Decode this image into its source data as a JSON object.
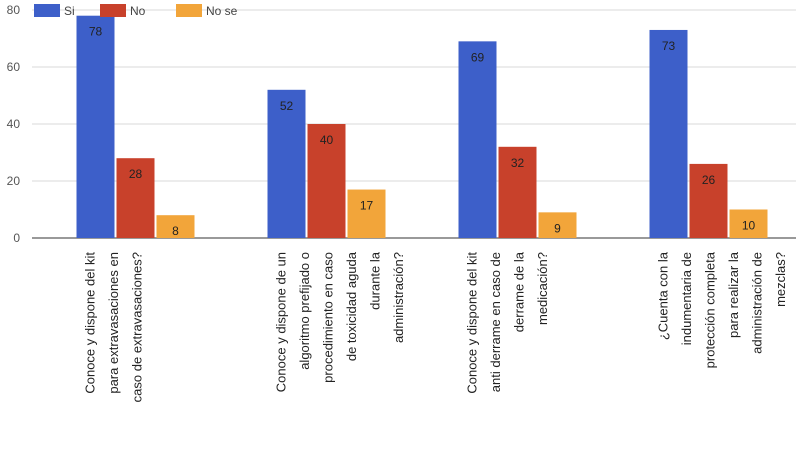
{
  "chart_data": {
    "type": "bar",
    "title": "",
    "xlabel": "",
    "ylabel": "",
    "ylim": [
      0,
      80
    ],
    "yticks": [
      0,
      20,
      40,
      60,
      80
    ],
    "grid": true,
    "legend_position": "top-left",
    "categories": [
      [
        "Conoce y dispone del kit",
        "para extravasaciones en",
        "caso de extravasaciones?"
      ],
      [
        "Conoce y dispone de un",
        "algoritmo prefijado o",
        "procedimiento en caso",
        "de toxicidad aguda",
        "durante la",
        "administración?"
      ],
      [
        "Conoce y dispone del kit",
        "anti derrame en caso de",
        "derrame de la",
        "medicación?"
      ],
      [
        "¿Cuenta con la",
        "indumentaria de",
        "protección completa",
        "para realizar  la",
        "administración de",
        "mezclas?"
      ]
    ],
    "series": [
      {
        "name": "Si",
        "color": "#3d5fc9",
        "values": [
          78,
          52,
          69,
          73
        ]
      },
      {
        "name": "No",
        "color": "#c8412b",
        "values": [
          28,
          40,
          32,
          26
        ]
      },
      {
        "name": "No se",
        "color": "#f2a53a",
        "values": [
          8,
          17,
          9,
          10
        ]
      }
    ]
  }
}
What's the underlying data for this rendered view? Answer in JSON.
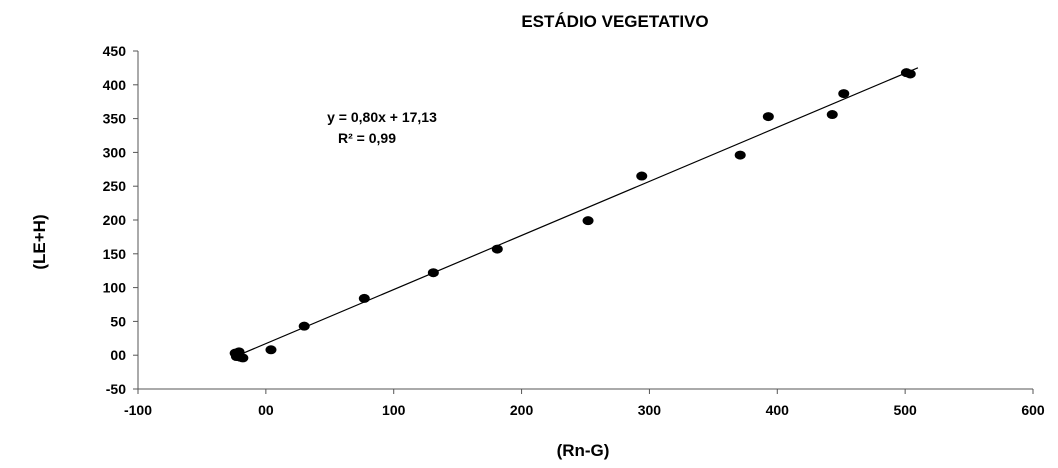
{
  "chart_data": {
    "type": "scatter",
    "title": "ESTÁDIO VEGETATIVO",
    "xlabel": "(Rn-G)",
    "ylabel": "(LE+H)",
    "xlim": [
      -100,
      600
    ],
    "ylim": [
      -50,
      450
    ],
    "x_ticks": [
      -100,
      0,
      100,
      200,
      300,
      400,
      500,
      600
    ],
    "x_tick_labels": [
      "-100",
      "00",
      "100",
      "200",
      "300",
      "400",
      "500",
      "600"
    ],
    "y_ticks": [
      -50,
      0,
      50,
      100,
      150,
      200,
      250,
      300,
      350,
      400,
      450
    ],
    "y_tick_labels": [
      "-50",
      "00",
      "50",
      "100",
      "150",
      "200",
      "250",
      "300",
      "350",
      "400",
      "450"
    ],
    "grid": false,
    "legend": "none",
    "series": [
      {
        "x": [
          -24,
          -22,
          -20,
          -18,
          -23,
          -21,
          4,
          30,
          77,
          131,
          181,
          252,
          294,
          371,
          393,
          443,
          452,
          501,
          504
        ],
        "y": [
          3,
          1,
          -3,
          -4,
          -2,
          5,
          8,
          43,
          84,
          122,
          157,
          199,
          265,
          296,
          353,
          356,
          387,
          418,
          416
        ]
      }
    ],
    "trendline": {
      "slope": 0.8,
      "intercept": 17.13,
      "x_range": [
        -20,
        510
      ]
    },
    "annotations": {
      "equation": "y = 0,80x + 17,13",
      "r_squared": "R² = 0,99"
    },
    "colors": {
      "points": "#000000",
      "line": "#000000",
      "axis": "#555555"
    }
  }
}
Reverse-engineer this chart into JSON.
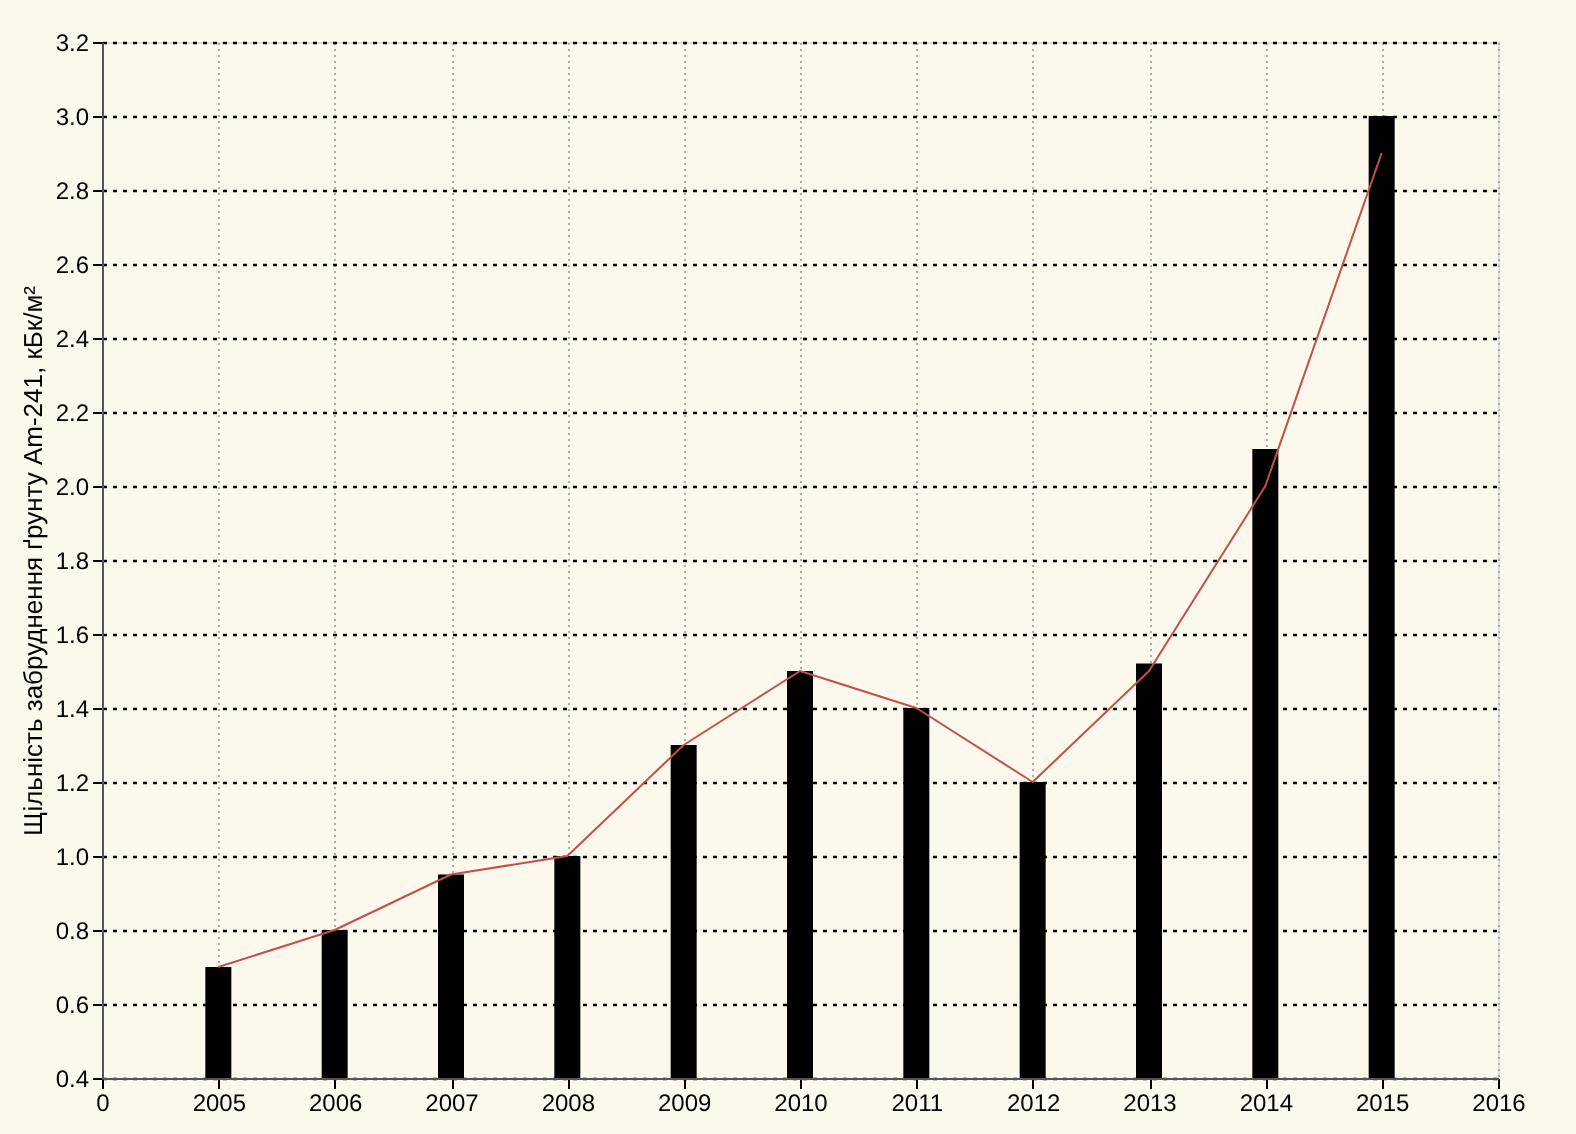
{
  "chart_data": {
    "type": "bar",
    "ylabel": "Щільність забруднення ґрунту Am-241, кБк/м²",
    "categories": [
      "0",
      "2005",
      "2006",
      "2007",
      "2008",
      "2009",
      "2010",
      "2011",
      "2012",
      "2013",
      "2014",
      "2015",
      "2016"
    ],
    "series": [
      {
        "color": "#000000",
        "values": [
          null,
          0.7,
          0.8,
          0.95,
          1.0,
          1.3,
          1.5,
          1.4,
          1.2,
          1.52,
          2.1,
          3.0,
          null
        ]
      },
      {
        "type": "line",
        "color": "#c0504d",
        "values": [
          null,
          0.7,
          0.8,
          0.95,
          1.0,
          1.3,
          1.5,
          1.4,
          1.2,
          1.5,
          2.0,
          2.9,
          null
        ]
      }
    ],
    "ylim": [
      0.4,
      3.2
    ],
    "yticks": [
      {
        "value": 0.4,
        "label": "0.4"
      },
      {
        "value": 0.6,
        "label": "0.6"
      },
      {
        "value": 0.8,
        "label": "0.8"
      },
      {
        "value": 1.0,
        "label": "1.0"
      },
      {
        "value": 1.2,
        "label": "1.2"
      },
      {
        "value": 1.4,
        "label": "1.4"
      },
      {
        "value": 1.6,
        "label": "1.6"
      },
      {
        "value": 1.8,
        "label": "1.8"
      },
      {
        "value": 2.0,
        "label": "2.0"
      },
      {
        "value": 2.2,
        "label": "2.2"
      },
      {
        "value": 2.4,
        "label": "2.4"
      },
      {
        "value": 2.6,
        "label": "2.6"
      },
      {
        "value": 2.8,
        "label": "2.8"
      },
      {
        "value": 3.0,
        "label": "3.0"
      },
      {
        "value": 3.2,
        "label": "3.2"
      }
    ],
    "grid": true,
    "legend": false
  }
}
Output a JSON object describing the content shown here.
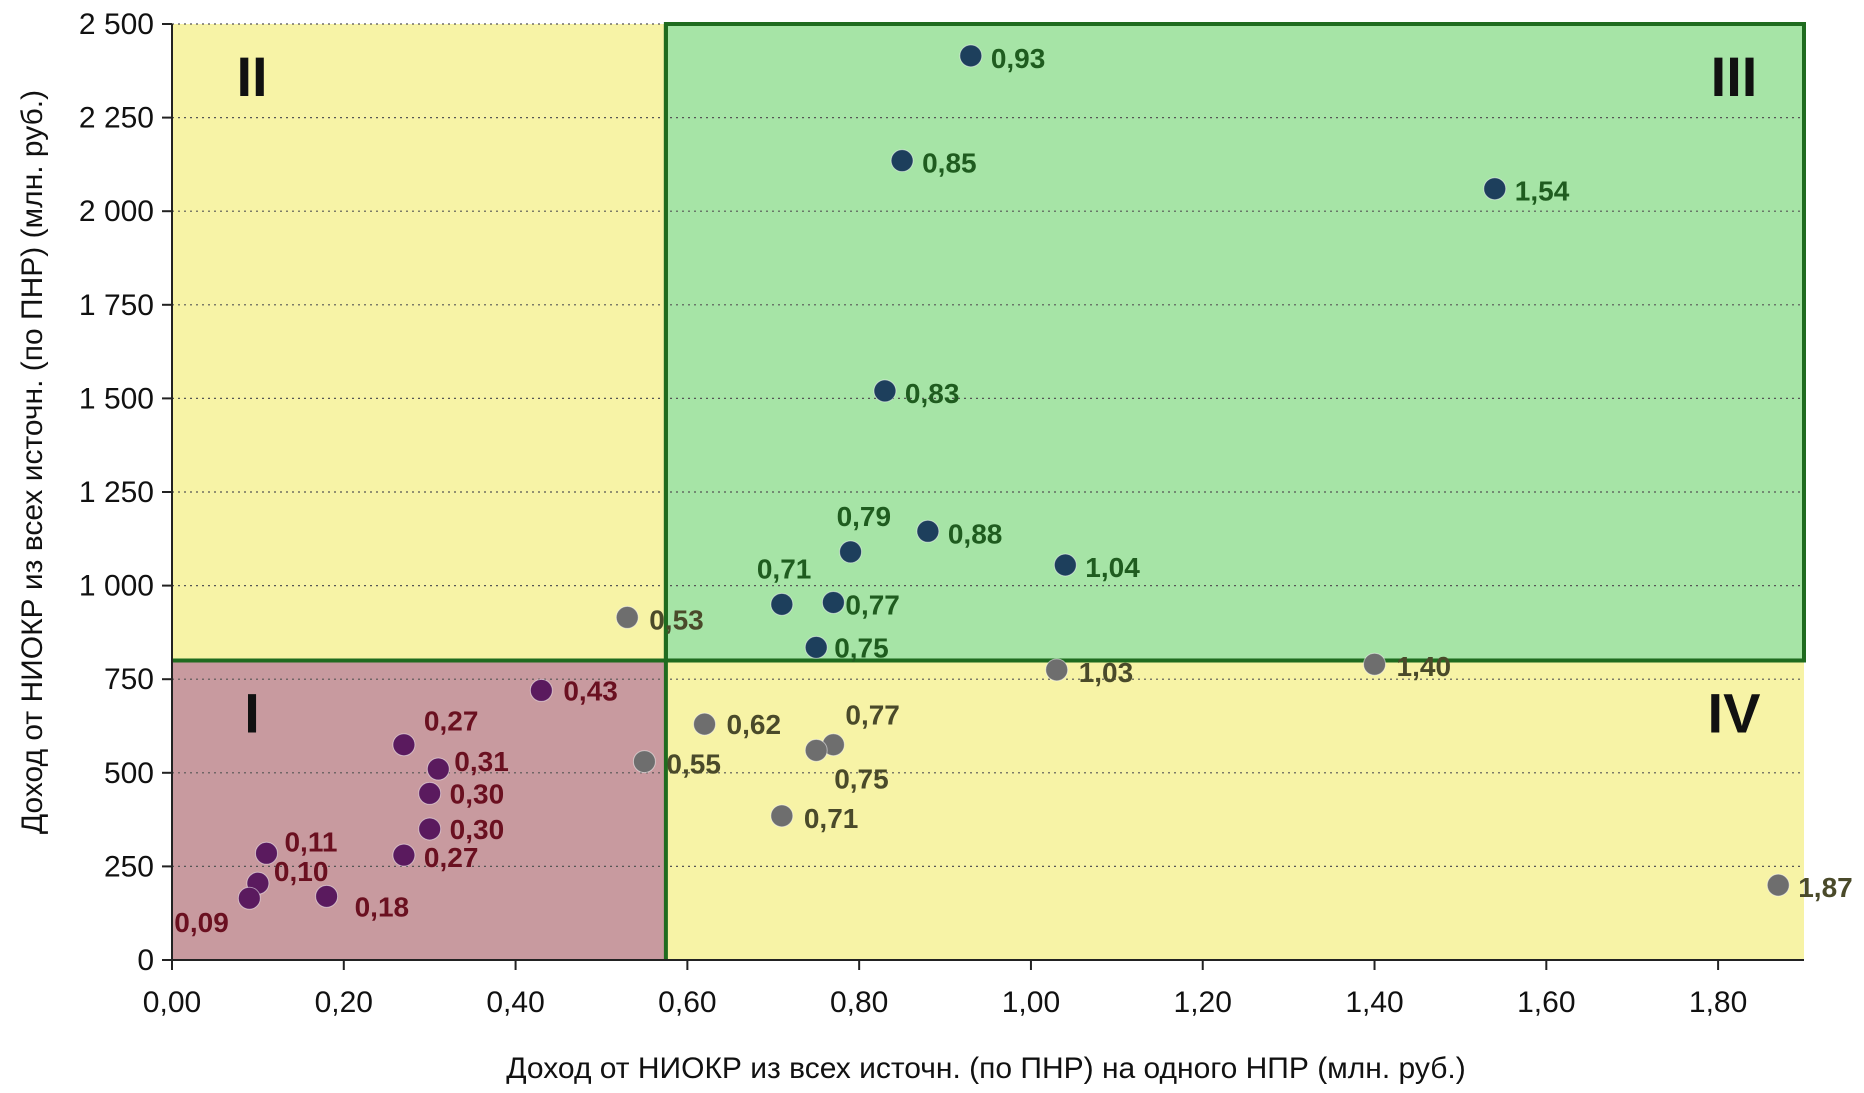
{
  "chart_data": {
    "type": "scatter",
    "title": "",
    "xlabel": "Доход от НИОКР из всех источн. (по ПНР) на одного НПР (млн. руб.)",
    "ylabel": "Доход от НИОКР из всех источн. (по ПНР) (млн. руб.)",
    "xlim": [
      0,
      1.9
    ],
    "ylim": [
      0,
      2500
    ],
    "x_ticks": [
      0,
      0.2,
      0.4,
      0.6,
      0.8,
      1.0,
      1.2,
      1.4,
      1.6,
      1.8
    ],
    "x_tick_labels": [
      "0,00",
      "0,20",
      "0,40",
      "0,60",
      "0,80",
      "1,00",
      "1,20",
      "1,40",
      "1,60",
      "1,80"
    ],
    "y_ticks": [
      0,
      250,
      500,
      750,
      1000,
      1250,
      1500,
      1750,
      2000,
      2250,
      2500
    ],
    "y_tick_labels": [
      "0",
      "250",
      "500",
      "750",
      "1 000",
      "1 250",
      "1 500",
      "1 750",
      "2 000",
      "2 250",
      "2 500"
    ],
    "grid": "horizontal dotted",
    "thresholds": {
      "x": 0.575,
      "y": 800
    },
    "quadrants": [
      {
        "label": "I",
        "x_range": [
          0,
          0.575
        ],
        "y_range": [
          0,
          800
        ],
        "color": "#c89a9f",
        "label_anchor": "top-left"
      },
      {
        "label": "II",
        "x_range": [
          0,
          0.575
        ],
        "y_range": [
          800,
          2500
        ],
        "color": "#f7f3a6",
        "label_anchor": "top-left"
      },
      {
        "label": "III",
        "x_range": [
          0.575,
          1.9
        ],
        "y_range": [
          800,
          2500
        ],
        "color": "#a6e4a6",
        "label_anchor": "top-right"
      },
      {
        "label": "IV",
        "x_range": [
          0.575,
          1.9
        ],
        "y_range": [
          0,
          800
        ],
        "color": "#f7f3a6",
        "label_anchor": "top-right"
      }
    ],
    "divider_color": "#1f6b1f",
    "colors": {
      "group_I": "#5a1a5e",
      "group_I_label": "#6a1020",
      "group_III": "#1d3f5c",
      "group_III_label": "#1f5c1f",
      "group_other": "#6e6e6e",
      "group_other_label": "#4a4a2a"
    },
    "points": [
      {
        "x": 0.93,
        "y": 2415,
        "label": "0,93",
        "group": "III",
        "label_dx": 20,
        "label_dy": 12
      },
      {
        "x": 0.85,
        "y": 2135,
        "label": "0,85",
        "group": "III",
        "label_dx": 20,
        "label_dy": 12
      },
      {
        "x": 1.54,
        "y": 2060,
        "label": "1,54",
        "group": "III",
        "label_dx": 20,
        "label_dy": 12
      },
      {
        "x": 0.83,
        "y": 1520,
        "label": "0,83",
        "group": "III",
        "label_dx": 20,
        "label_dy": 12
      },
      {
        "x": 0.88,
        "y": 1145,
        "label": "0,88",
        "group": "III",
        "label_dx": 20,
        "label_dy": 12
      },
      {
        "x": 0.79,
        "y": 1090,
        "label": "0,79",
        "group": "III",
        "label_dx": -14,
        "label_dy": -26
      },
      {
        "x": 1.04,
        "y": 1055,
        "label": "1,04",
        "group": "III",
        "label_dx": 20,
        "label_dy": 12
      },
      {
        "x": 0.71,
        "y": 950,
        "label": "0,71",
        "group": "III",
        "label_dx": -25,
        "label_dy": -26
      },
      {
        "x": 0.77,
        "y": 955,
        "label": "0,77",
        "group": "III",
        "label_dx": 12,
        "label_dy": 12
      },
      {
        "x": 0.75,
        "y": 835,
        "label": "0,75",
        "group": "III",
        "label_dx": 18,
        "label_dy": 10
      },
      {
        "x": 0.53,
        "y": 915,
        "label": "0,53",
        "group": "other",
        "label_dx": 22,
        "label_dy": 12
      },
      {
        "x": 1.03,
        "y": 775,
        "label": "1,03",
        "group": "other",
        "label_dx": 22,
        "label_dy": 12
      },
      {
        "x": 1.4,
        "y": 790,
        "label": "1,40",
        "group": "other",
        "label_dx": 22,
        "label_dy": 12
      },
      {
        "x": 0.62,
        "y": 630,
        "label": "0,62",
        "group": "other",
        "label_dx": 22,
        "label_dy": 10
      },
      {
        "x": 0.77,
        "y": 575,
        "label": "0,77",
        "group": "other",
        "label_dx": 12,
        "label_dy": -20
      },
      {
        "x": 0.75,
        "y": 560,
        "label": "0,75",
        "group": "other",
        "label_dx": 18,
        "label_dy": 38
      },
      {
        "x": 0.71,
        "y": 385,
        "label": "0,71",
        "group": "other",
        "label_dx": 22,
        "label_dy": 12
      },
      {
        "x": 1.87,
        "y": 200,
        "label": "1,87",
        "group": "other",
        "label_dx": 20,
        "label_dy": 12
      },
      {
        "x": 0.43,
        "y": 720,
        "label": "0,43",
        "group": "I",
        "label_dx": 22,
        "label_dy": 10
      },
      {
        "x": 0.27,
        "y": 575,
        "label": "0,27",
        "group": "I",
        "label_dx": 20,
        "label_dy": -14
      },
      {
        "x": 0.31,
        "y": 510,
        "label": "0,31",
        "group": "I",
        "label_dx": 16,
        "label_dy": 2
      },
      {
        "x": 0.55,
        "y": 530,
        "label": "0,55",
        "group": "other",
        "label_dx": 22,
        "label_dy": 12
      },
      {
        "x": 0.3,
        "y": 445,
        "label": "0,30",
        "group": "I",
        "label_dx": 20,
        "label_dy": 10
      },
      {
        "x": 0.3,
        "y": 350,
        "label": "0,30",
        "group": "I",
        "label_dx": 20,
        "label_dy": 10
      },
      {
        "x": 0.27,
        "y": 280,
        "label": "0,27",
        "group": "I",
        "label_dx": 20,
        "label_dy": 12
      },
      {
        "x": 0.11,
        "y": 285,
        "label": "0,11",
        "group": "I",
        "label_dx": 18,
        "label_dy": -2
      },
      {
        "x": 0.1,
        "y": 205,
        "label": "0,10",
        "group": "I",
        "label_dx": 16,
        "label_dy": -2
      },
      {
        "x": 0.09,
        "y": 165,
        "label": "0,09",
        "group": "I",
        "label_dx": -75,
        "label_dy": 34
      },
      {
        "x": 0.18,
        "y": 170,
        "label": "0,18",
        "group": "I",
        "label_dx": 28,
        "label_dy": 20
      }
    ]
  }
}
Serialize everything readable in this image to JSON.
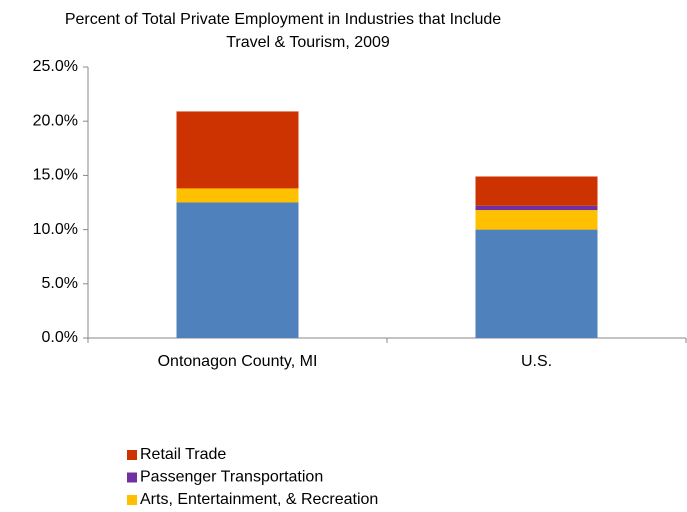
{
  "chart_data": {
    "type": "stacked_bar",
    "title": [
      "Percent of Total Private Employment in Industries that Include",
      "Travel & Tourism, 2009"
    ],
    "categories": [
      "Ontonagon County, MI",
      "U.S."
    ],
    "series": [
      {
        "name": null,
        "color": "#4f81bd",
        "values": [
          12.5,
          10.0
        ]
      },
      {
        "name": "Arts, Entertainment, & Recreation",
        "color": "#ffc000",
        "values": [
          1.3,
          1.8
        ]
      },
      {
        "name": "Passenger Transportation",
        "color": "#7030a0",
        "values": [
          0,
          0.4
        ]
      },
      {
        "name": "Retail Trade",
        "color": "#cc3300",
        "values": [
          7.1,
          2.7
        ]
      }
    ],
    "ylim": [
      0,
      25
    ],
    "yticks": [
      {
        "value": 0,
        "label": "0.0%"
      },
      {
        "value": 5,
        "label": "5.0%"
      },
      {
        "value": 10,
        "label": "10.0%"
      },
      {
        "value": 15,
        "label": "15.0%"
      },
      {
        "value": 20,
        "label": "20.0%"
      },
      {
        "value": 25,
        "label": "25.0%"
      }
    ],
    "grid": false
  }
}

********

EXERCISE: Your answer should be a single number: the count of lines in these records that hold the string "para".

SOLUTION FOR THIS PROBLEM: 2